→ DATA:
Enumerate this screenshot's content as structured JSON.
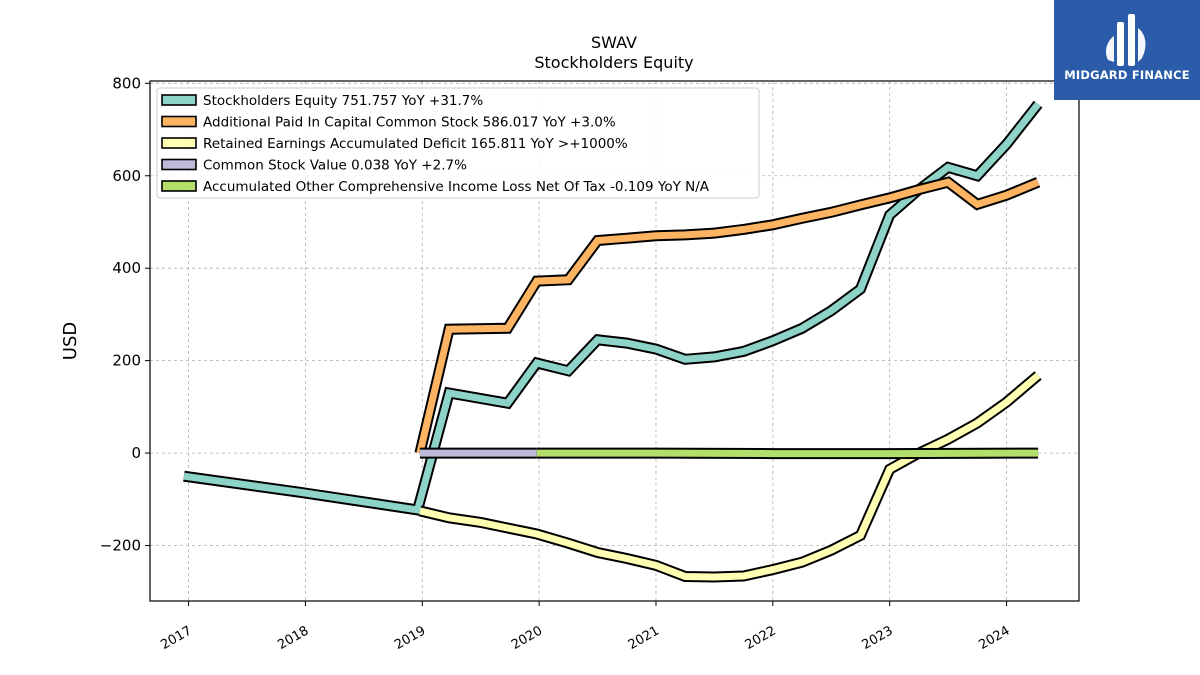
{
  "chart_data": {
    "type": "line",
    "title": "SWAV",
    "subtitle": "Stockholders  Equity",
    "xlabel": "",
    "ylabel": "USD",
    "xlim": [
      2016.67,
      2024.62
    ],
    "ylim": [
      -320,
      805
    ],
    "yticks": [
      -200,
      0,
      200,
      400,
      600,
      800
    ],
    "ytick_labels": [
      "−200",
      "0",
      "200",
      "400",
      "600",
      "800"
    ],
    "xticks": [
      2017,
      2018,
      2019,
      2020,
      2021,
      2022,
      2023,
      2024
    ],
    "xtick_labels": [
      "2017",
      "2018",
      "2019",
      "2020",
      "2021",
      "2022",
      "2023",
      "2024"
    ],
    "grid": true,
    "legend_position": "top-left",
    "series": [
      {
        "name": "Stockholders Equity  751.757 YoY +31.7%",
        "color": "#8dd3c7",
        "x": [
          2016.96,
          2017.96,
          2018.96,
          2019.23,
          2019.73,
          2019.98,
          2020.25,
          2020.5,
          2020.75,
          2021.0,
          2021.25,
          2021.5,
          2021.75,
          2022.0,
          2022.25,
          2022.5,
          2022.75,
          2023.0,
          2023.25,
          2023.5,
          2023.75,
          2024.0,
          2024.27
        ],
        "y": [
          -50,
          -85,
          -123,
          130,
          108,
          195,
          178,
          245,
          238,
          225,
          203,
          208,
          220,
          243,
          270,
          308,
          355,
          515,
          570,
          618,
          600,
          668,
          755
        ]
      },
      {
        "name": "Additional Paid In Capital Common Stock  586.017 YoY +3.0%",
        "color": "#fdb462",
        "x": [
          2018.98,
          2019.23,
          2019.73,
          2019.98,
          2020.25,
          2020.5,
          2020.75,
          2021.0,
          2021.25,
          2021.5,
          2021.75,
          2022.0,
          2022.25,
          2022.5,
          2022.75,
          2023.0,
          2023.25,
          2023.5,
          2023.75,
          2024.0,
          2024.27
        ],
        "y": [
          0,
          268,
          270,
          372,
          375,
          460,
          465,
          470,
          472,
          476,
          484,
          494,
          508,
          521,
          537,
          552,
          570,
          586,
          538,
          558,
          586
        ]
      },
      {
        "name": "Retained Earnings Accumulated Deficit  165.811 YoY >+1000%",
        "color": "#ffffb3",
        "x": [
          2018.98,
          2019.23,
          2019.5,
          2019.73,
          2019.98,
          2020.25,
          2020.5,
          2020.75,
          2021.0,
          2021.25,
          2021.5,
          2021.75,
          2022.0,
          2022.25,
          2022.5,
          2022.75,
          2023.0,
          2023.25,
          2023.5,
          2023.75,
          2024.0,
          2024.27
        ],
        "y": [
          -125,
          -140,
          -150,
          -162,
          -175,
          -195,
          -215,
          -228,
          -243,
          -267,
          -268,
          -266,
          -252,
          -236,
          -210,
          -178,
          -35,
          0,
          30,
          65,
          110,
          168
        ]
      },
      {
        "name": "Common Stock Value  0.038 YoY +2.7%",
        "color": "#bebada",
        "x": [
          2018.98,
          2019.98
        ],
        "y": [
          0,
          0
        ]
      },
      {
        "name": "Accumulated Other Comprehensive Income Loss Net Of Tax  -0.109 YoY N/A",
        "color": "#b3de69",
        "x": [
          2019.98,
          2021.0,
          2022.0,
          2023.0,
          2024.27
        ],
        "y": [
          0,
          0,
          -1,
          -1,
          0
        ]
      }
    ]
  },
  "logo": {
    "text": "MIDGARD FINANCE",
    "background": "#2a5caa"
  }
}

→ TASK:
Give every line above again exactly, with no pictures.

→ EXERCISE RESULT:
Enumerate this screenshot's content as structured JSON.
{
  "chart_data": {
    "type": "line",
    "title": "SWAV",
    "subtitle": "Stockholders  Equity",
    "xlabel": "",
    "ylabel": "USD",
    "xlim": [
      2016.67,
      2024.62
    ],
    "ylim": [
      -320,
      805
    ],
    "yticks": [
      -200,
      0,
      200,
      400,
      600,
      800
    ],
    "ytick_labels": [
      "−200",
      "0",
      "200",
      "400",
      "600",
      "800"
    ],
    "xticks": [
      2017,
      2018,
      2019,
      2020,
      2021,
      2022,
      2023,
      2024
    ],
    "xtick_labels": [
      "2017",
      "2018",
      "2019",
      "2020",
      "2021",
      "2022",
      "2023",
      "2024"
    ],
    "grid": true,
    "legend_position": "top-left",
    "series": [
      {
        "name": "Stockholders Equity  751.757 YoY +31.7%",
        "color": "#8dd3c7",
        "x": [
          2016.96,
          2017.96,
          2018.96,
          2019.23,
          2019.73,
          2019.98,
          2020.25,
          2020.5,
          2020.75,
          2021.0,
          2021.25,
          2021.5,
          2021.75,
          2022.0,
          2022.25,
          2022.5,
          2022.75,
          2023.0,
          2023.25,
          2023.5,
          2023.75,
          2024.0,
          2024.27
        ],
        "y": [
          -50,
          -85,
          -123,
          130,
          108,
          195,
          178,
          245,
          238,
          225,
          203,
          208,
          220,
          243,
          270,
          308,
          355,
          515,
          570,
          618,
          600,
          668,
          755
        ]
      },
      {
        "name": "Additional Paid In Capital Common Stock  586.017 YoY +3.0%",
        "color": "#fdb462",
        "x": [
          2018.98,
          2019.23,
          2019.73,
          2019.98,
          2020.25,
          2020.5,
          2020.75,
          2021.0,
          2021.25,
          2021.5,
          2021.75,
          2022.0,
          2022.25,
          2022.5,
          2022.75,
          2023.0,
          2023.25,
          2023.5,
          2023.75,
          2024.0,
          2024.27
        ],
        "y": [
          0,
          268,
          270,
          372,
          375,
          460,
          465,
          470,
          472,
          476,
          484,
          494,
          508,
          521,
          537,
          552,
          570,
          586,
          538,
          558,
          586
        ]
      },
      {
        "name": "Retained Earnings Accumulated Deficit  165.811 YoY >+1000%",
        "color": "#ffffb3",
        "x": [
          2018.98,
          2019.23,
          2019.5,
          2019.73,
          2019.98,
          2020.25,
          2020.5,
          2020.75,
          2021.0,
          2021.25,
          2021.5,
          2021.75,
          2022.0,
          2022.25,
          2022.5,
          2022.75,
          2023.0,
          2023.25,
          2023.5,
          2023.75,
          2024.0,
          2024.27
        ],
        "y": [
          -125,
          -140,
          -150,
          -162,
          -175,
          -195,
          -215,
          -228,
          -243,
          -267,
          -268,
          -266,
          -252,
          -236,
          -210,
          -178,
          -35,
          0,
          30,
          65,
          110,
          168
        ]
      },
      {
        "name": "Common Stock Value  0.038 YoY +2.7%",
        "color": "#bebada",
        "x": [
          2018.98,
          2019.98
        ],
        "y": [
          0,
          0
        ]
      },
      {
        "name": "Accumulated Other Comprehensive Income Loss Net Of Tax  -0.109 YoY N/A",
        "color": "#b3de69",
        "x": [
          2019.98,
          2021.0,
          2022.0,
          2023.0,
          2024.27
        ],
        "y": [
          0,
          0,
          -1,
          -1,
          0
        ]
      }
    ]
  },
  "logo": {
    "text": "MIDGARD FINANCE",
    "background": "#2a5caa"
  }
}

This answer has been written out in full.